→ Request:
From the material below, list every line containing "ylabel".

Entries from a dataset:
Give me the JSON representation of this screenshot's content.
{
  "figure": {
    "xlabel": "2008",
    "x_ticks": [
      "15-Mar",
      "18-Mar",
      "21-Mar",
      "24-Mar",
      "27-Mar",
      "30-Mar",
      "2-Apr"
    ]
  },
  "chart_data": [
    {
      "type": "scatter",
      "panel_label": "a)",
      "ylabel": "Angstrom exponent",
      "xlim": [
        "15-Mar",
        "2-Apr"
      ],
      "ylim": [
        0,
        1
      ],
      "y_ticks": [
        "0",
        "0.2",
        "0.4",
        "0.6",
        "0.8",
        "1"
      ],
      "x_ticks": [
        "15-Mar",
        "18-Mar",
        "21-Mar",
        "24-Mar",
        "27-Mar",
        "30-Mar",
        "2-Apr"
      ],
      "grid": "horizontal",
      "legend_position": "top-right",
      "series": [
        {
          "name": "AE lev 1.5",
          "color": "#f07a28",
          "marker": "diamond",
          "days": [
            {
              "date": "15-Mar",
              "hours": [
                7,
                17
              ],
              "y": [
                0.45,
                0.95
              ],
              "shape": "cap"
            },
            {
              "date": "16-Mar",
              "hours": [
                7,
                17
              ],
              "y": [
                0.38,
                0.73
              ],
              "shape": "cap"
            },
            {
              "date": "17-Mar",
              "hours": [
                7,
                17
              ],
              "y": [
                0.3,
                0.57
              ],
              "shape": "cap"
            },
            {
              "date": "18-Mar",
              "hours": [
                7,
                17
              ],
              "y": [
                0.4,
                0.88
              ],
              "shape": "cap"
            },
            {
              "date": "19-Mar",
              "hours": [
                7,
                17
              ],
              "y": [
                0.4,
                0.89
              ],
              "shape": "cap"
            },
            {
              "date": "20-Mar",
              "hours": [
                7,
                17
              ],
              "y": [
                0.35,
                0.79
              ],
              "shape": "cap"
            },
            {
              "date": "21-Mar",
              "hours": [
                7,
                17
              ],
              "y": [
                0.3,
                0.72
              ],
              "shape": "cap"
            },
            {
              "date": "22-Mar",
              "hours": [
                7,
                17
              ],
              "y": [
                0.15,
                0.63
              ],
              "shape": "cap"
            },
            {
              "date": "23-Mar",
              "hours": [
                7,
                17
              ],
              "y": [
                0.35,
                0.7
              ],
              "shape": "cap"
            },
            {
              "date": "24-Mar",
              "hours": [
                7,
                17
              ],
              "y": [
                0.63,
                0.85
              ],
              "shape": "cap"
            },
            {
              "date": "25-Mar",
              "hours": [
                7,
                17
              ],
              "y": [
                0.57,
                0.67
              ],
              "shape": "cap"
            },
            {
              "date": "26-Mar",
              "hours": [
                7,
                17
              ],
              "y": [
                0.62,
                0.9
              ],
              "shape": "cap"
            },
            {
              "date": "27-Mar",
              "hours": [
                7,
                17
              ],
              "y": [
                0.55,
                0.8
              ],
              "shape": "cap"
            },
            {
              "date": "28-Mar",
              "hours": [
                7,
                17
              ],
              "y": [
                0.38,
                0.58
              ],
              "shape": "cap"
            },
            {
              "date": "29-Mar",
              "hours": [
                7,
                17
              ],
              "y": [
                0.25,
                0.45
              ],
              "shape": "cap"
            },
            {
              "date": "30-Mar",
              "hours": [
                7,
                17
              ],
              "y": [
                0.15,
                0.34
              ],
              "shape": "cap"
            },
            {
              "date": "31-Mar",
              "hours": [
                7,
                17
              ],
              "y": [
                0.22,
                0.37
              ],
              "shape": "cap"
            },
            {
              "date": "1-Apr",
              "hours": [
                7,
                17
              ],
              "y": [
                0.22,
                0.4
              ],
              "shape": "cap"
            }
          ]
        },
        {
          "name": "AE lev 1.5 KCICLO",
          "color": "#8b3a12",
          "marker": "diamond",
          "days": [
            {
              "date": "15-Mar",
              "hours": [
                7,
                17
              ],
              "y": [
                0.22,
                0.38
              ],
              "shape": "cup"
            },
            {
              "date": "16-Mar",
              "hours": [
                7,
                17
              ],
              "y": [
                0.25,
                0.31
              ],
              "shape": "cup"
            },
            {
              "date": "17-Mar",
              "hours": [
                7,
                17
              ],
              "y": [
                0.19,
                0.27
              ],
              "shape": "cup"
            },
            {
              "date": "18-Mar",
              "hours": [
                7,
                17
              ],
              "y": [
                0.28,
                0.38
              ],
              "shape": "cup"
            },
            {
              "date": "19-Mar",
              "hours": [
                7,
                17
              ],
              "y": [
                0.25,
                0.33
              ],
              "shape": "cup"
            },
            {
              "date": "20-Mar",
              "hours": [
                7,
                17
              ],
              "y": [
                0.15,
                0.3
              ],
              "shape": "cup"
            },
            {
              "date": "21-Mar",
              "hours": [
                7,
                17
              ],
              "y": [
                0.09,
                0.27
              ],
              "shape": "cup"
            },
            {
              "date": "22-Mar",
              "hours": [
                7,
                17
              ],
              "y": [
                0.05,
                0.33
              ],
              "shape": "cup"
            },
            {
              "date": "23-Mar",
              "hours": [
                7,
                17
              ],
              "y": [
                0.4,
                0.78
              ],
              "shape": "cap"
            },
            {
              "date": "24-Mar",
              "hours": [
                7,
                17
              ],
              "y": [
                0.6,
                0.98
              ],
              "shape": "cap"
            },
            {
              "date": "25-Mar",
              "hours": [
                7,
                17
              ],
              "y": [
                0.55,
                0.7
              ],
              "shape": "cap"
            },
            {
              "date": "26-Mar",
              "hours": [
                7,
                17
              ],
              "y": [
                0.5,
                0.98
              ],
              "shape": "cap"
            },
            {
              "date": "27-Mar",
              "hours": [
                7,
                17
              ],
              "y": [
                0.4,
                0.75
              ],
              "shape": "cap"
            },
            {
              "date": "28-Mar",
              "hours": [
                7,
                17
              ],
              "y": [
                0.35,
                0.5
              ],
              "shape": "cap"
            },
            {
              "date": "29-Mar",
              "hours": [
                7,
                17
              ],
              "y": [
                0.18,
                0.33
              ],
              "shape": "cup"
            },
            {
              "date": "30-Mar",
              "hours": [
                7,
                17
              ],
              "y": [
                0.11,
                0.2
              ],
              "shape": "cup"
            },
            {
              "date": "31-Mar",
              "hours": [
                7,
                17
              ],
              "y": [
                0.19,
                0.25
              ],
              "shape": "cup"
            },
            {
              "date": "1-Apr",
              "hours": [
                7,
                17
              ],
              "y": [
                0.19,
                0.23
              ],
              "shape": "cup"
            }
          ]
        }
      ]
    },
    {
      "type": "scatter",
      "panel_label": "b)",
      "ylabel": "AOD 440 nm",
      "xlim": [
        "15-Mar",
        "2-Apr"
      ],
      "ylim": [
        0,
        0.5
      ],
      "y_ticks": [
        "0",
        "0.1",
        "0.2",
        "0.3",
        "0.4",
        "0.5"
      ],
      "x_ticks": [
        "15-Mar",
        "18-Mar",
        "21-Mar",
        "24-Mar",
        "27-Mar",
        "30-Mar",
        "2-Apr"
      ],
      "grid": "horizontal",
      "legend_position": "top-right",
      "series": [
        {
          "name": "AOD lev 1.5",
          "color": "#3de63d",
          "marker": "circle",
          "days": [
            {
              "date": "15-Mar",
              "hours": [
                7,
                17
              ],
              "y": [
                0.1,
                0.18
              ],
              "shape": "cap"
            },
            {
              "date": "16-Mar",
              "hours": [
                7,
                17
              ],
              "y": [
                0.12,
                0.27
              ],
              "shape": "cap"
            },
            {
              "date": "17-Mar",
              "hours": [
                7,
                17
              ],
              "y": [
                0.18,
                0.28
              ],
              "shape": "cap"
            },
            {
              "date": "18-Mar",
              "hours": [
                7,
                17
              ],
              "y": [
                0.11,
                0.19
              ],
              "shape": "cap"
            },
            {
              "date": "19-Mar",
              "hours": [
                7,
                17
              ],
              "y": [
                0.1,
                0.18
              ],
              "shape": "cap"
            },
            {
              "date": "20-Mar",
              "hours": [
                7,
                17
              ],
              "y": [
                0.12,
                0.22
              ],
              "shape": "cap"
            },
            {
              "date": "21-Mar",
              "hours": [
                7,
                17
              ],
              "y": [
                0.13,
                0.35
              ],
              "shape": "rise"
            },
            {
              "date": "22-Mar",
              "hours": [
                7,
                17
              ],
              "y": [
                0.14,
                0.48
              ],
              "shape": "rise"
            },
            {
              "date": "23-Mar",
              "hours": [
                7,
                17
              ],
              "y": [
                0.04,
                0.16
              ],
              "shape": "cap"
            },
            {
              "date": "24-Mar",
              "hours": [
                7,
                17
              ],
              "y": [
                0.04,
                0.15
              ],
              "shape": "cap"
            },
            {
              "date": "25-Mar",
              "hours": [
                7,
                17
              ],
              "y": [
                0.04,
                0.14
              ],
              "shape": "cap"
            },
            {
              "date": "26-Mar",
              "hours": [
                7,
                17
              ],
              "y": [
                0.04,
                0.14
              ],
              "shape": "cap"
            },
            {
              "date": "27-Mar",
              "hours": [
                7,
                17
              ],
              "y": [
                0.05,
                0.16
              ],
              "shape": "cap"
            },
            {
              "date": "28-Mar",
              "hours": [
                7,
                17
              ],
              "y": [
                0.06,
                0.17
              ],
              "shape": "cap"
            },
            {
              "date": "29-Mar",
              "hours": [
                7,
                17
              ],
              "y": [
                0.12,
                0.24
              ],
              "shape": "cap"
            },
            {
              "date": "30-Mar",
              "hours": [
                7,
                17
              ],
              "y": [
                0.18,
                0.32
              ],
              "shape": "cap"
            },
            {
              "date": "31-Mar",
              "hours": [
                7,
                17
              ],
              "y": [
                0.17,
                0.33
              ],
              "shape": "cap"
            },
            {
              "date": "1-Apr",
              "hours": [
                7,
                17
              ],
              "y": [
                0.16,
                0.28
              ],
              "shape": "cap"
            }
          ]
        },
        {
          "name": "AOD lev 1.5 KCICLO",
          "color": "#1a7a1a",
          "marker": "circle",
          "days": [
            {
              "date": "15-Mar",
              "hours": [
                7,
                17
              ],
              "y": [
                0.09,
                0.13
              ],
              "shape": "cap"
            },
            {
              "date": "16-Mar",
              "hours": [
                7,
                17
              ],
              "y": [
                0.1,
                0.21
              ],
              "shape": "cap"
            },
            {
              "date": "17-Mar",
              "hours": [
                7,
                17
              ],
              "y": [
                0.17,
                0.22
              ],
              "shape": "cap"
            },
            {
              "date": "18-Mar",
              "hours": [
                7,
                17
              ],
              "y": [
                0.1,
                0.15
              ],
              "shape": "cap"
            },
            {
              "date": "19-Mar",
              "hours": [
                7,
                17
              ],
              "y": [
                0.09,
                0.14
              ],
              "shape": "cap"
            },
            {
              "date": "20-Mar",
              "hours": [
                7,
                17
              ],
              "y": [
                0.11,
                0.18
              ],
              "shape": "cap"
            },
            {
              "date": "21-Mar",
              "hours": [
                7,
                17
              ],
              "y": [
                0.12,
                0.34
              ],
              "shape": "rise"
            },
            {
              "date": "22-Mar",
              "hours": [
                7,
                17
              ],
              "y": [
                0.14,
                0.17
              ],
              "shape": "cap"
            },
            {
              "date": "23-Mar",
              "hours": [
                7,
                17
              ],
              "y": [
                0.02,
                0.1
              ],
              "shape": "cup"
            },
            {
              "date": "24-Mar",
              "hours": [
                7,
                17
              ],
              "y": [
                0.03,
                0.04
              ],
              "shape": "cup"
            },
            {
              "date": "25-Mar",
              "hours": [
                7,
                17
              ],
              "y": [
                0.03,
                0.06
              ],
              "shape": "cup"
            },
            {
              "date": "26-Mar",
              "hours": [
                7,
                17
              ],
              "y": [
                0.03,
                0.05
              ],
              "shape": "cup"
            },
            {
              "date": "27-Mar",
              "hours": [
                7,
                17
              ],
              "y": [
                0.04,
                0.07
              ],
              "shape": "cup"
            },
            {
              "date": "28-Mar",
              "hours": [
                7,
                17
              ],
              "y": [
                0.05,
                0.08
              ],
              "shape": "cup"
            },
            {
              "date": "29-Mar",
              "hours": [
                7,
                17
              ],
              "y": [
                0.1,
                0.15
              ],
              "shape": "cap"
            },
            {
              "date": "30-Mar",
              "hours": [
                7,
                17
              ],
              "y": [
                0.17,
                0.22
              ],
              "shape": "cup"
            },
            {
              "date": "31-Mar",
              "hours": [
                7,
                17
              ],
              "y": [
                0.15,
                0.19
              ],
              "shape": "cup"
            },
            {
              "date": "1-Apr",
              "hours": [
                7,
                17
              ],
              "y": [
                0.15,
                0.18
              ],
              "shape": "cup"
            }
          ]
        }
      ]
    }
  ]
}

→ The output:
      "ylabel": "Angstrom exponent",
      "ylabel": "AOD 440 nm",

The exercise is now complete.